-- START OF Given records --
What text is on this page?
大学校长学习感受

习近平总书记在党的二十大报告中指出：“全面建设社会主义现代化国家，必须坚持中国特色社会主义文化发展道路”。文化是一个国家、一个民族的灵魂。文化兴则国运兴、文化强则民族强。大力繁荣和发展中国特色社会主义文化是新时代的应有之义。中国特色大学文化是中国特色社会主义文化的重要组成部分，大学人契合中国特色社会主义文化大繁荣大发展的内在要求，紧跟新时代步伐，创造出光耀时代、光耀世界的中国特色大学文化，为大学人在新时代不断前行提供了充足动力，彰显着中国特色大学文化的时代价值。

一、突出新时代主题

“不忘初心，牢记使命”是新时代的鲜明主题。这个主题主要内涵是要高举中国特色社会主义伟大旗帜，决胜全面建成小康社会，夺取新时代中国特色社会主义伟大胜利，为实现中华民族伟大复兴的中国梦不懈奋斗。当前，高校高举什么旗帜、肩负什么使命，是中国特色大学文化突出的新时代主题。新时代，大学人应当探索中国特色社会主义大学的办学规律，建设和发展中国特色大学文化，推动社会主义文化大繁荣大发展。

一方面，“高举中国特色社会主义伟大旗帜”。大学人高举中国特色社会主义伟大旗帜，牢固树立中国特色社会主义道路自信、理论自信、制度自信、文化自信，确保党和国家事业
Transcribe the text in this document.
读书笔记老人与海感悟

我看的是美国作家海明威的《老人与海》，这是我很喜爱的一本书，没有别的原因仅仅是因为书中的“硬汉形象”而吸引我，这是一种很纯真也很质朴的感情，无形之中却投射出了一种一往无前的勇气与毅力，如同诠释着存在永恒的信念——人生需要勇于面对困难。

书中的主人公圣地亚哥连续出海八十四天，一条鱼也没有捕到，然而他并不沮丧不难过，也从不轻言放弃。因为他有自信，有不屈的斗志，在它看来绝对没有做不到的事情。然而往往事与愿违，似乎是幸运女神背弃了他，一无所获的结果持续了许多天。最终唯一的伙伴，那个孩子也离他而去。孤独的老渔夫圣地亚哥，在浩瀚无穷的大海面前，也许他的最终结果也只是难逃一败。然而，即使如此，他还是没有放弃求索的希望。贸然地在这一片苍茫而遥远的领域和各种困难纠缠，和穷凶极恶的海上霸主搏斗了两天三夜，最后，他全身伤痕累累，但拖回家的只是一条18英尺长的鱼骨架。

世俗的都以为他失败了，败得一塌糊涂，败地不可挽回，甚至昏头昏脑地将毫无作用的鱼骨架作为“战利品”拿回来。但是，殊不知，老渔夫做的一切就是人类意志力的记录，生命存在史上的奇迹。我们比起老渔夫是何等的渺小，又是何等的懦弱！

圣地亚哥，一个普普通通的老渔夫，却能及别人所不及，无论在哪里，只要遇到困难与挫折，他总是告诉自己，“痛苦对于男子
-- END OF Given records --
▶ Problem to work on:
Determine the number of lines in the listing that hold the word "this", and supply that number and nothing further.

▶ The result:
2